- _What needs to be done_:
Write out every entry, unchanged. Skip any picture.

##### Information given

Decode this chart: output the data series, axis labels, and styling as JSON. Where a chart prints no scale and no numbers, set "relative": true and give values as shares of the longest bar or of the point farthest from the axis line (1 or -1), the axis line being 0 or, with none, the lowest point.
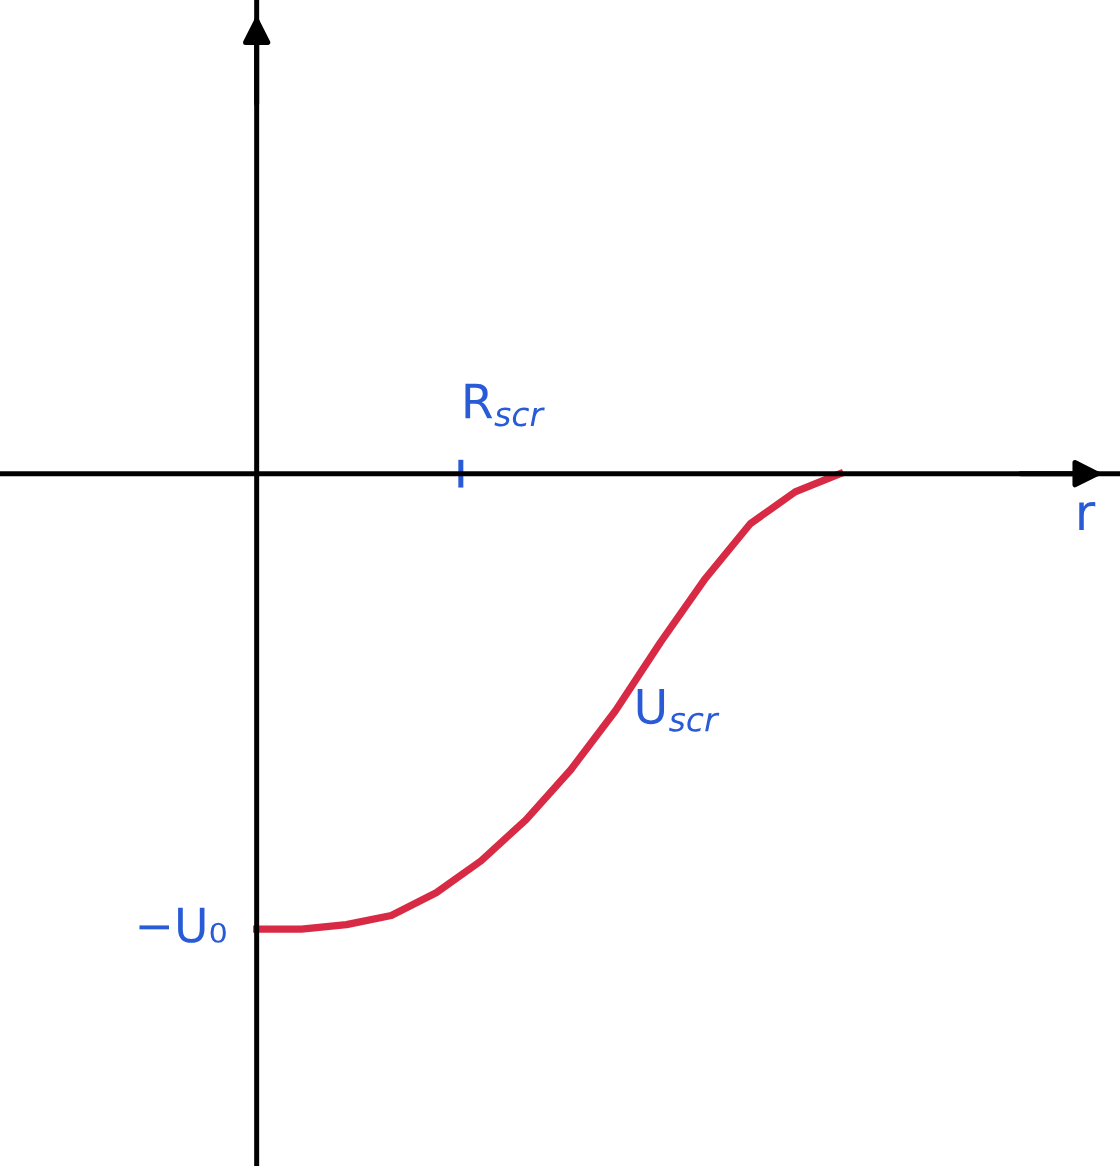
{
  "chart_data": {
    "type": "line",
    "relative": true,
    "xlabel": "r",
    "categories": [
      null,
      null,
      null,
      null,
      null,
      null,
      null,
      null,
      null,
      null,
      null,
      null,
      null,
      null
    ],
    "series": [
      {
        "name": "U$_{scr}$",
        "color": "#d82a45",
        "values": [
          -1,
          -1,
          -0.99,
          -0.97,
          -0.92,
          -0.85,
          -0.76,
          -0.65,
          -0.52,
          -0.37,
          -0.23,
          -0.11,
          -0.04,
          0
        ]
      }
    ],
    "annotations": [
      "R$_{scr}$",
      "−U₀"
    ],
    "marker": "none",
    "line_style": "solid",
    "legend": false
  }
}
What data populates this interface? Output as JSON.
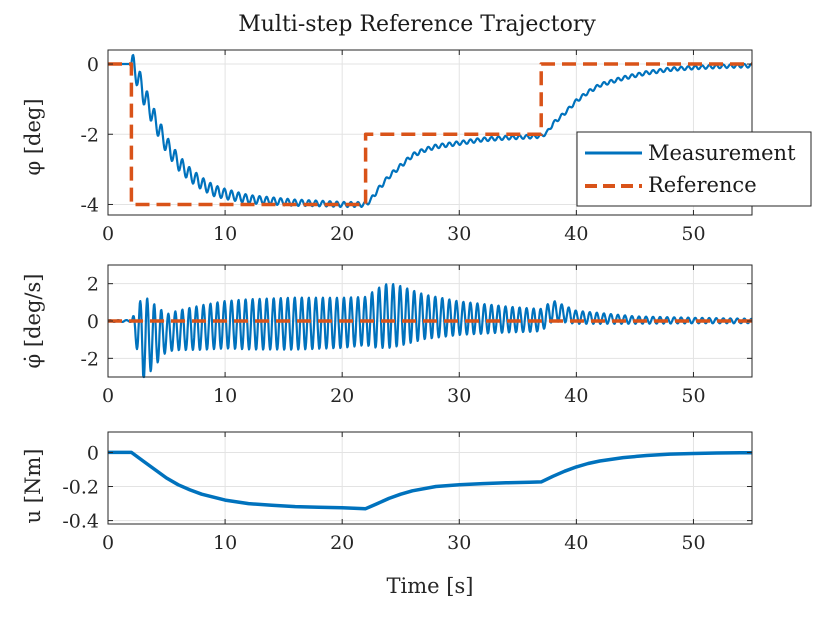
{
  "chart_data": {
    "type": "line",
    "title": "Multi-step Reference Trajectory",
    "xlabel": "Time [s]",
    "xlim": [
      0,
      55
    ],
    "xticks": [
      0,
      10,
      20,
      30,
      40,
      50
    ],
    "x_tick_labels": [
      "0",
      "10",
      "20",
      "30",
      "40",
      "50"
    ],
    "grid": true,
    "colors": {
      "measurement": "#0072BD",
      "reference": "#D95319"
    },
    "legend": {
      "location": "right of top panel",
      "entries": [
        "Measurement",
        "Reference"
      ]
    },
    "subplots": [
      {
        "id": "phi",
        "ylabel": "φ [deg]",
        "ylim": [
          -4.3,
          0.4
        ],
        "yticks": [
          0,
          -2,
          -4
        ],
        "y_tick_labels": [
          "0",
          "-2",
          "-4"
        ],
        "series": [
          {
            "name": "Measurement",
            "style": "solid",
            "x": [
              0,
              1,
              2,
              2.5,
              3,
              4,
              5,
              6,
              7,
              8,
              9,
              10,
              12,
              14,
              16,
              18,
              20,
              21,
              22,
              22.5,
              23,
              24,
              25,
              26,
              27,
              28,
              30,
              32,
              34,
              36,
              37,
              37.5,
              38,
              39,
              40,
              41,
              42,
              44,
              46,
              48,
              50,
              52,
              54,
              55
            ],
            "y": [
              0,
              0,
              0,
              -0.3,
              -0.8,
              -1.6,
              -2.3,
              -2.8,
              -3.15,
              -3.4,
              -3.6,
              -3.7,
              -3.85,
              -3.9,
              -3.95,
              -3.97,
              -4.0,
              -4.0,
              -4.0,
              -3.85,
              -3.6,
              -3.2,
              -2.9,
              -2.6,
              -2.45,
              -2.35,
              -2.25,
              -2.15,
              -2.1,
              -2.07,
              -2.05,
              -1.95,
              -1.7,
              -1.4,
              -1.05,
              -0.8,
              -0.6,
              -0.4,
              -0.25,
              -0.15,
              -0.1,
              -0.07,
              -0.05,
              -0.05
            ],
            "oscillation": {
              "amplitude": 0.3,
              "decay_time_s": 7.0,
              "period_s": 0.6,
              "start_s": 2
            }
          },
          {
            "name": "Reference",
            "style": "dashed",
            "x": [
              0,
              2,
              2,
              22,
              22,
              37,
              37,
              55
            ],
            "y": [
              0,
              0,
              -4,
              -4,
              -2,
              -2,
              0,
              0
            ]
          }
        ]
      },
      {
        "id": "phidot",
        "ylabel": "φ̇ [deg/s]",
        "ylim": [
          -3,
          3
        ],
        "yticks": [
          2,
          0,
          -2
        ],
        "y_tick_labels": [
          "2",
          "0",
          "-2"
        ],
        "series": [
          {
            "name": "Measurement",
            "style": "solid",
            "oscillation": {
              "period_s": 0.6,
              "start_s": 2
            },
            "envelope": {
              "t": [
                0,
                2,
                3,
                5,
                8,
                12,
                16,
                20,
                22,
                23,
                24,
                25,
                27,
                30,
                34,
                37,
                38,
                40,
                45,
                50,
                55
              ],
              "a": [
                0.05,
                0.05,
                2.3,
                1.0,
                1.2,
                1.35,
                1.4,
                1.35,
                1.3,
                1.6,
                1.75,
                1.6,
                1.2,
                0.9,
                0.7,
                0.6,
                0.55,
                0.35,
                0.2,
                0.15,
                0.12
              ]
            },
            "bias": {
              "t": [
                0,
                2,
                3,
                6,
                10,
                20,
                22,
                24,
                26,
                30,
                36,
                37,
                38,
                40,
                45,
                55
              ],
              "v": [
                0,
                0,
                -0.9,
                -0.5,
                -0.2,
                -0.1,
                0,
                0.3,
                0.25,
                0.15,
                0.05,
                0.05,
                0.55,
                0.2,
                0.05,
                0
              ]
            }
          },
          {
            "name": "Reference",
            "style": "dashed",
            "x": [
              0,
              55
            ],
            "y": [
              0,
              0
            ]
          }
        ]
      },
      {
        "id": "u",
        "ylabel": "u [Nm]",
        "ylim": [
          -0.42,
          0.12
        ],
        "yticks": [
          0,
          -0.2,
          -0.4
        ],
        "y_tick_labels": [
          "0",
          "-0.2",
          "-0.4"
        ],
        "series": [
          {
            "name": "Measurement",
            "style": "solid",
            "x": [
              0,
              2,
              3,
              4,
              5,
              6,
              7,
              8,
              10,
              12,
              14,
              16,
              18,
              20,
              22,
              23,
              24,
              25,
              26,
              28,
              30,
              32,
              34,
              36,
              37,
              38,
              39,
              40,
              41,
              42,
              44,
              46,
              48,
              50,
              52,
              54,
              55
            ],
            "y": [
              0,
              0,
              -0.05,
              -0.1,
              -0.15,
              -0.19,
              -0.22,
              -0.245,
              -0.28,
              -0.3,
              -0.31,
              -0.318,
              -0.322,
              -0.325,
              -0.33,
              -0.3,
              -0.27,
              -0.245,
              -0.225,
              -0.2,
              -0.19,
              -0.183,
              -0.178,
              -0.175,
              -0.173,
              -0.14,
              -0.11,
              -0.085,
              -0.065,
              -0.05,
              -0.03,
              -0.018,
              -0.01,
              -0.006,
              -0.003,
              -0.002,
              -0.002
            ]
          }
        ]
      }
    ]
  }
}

##########

- _Result of the task_:
Decode this chart: output the data series, axis labels, and styling as JSON. Where a chart prints no scale and no numbers, set "relative": true and give values as shares of the longest bar or of the point farthest from the axis line (1 or -1), the axis line being 0 or, with none, the lowest point.
{
  "chart_data": {
    "type": "line",
    "relative": true,
    "xlabel": "r",
    "categories": [
      null,
      null,
      null,
      null,
      null,
      null,
      null,
      null,
      null,
      null,
      null,
      null,
      null,
      null
    ],
    "series": [
      {
        "name": "U$_{scr}$",
        "color": "#d82a45",
        "values": [
          -1,
          -1,
          -0.99,
          -0.97,
          -0.92,
          -0.85,
          -0.76,
          -0.65,
          -0.52,
          -0.37,
          -0.23,
          -0.11,
          -0.04,
          0
        ]
      }
    ],
    "annotations": [
      "R$_{scr}$",
      "−U₀"
    ],
    "marker": "none",
    "line_style": "solid",
    "legend": false
  }
}
What data populates this interface? Output as JSON.
{
  "chart_data": {
    "type": "line",
    "title": "Multi-step Reference Trajectory",
    "xlabel": "Time [s]",
    "xlim": [
      0,
      55
    ],
    "xticks": [
      0,
      10,
      20,
      30,
      40,
      50
    ],
    "x_tick_labels": [
      "0",
      "10",
      "20",
      "30",
      "40",
      "50"
    ],
    "grid": true,
    "colors": {
      "measurement": "#0072BD",
      "reference": "#D95319"
    },
    "legend": {
      "location": "right of top panel",
      "entries": [
        "Measurement",
        "Reference"
      ]
    },
    "subplots": [
      {
        "id": "phi",
        "ylabel": "φ [deg]",
        "ylim": [
          -4.3,
          0.4
        ],
        "yticks": [
          0,
          -2,
          -4
        ],
        "y_tick_labels": [
          "0",
          "-2",
          "-4"
        ],
        "series": [
          {
            "name": "Measurement",
            "style": "solid",
            "x": [
              0,
              1,
              2,
              2.5,
              3,
              4,
              5,
              6,
              7,
              8,
              9,
              10,
              12,
              14,
              16,
              18,
              20,
              21,
              22,
              22.5,
              23,
              24,
              25,
              26,
              27,
              28,
              30,
              32,
              34,
              36,
              37,
              37.5,
              38,
              39,
              40,
              41,
              42,
              44,
              46,
              48,
              50,
              52,
              54,
              55
            ],
            "y": [
              0,
              0,
              0,
              -0.3,
              -0.8,
              -1.6,
              -2.3,
              -2.8,
              -3.15,
              -3.4,
              -3.6,
              -3.7,
              -3.85,
              -3.9,
              -3.95,
              -3.97,
              -4.0,
              -4.0,
              -4.0,
              -3.85,
              -3.6,
              -3.2,
              -2.9,
              -2.6,
              -2.45,
              -2.35,
              -2.25,
              -2.15,
              -2.1,
              -2.07,
              -2.05,
              -1.95,
              -1.7,
              -1.4,
              -1.05,
              -0.8,
              -0.6,
              -0.4,
              -0.25,
              -0.15,
              -0.1,
              -0.07,
              -0.05,
              -0.05
            ],
            "oscillation": {
              "amplitude": 0.3,
              "decay_time_s": 7.0,
              "period_s": 0.6,
              "start_s": 2
            }
          },
          {
            "name": "Reference",
            "style": "dashed",
            "x": [
              0,
              2,
              2,
              22,
              22,
              37,
              37,
              55
            ],
            "y": [
              0,
              0,
              -4,
              -4,
              -2,
              -2,
              0,
              0
            ]
          }
        ]
      },
      {
        "id": "phidot",
        "ylabel": "φ̇ [deg/s]",
        "ylim": [
          -3,
          3
        ],
        "yticks": [
          2,
          0,
          -2
        ],
        "y_tick_labels": [
          "2",
          "0",
          "-2"
        ],
        "series": [
          {
            "name": "Measurement",
            "style": "solid",
            "oscillation": {
              "period_s": 0.6,
              "start_s": 2
            },
            "envelope": {
              "t": [
                0,
                2,
                3,
                5,
                8,
                12,
                16,
                20,
                22,
                23,
                24,
                25,
                27,
                30,
                34,
                37,
                38,
                40,
                45,
                50,
                55
              ],
              "a": [
                0.05,
                0.05,
                2.3,
                1.0,
                1.2,
                1.35,
                1.4,
                1.35,
                1.3,
                1.6,
                1.75,
                1.6,
                1.2,
                0.9,
                0.7,
                0.6,
                0.55,
                0.35,
                0.2,
                0.15,
                0.12
              ]
            },
            "bias": {
              "t": [
                0,
                2,
                3,
                6,
                10,
                20,
                22,
                24,
                26,
                30,
                36,
                37,
                38,
                40,
                45,
                55
              ],
              "v": [
                0,
                0,
                -0.9,
                -0.5,
                -0.2,
                -0.1,
                0,
                0.3,
                0.25,
                0.15,
                0.05,
                0.05,
                0.55,
                0.2,
                0.05,
                0
              ]
            }
          },
          {
            "name": "Reference",
            "style": "dashed",
            "x": [
              0,
              55
            ],
            "y": [
              0,
              0
            ]
          }
        ]
      },
      {
        "id": "u",
        "ylabel": "u [Nm]",
        "ylim": [
          -0.42,
          0.12
        ],
        "yticks": [
          0,
          -0.2,
          -0.4
        ],
        "y_tick_labels": [
          "0",
          "-0.2",
          "-0.4"
        ],
        "series": [
          {
            "name": "Measurement",
            "style": "solid",
            "x": [
              0,
              2,
              3,
              4,
              5,
              6,
              7,
              8,
              10,
              12,
              14,
              16,
              18,
              20,
              22,
              23,
              24,
              25,
              26,
              28,
              30,
              32,
              34,
              36,
              37,
              38,
              39,
              40,
              41,
              42,
              44,
              46,
              48,
              50,
              52,
              54,
              55
            ],
            "y": [
              0,
              0,
              -0.05,
              -0.1,
              -0.15,
              -0.19,
              -0.22,
              -0.245,
              -0.28,
              -0.3,
              -0.31,
              -0.318,
              -0.322,
              -0.325,
              -0.33,
              -0.3,
              -0.27,
              -0.245,
              -0.225,
              -0.2,
              -0.19,
              -0.183,
              -0.178,
              -0.175,
              -0.173,
              -0.14,
              -0.11,
              -0.085,
              -0.065,
              -0.05,
              -0.03,
              -0.018,
              -0.01,
              -0.006,
              -0.003,
              -0.002,
              -0.002
            ]
          }
        ]
      }
    ]
  }
}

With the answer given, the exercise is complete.